[Goal]: Search the material and gather each line with "Hidrelétrica" in it.

[Records supplied]:
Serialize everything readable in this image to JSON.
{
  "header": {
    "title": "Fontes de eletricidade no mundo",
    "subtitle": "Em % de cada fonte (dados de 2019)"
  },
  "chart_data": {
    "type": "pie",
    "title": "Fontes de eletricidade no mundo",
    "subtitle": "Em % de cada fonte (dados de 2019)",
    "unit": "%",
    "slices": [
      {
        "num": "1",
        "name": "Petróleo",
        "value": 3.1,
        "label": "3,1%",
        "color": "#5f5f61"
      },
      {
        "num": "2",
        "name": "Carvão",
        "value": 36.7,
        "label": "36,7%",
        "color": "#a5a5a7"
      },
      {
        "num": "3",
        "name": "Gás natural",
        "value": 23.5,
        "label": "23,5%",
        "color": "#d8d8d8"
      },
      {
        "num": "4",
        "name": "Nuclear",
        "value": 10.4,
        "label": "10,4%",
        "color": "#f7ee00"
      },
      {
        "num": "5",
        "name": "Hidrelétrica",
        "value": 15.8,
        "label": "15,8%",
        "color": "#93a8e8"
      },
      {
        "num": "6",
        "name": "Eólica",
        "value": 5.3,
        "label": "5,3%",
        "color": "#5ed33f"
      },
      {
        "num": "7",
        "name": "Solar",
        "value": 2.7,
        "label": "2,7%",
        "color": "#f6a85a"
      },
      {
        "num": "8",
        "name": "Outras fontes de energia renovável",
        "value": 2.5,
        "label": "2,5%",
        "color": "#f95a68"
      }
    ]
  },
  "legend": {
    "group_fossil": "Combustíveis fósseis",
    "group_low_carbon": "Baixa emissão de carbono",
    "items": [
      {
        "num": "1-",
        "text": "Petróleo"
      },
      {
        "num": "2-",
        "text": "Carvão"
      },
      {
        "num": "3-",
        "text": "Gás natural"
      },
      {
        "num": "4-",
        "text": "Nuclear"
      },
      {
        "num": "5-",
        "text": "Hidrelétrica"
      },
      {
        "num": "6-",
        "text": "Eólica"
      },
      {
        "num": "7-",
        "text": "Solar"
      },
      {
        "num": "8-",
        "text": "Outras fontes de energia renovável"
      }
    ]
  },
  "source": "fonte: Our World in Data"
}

[Worked solution]:
        "name": "Hidrelétrica",
        "text": "Hidrelétrica"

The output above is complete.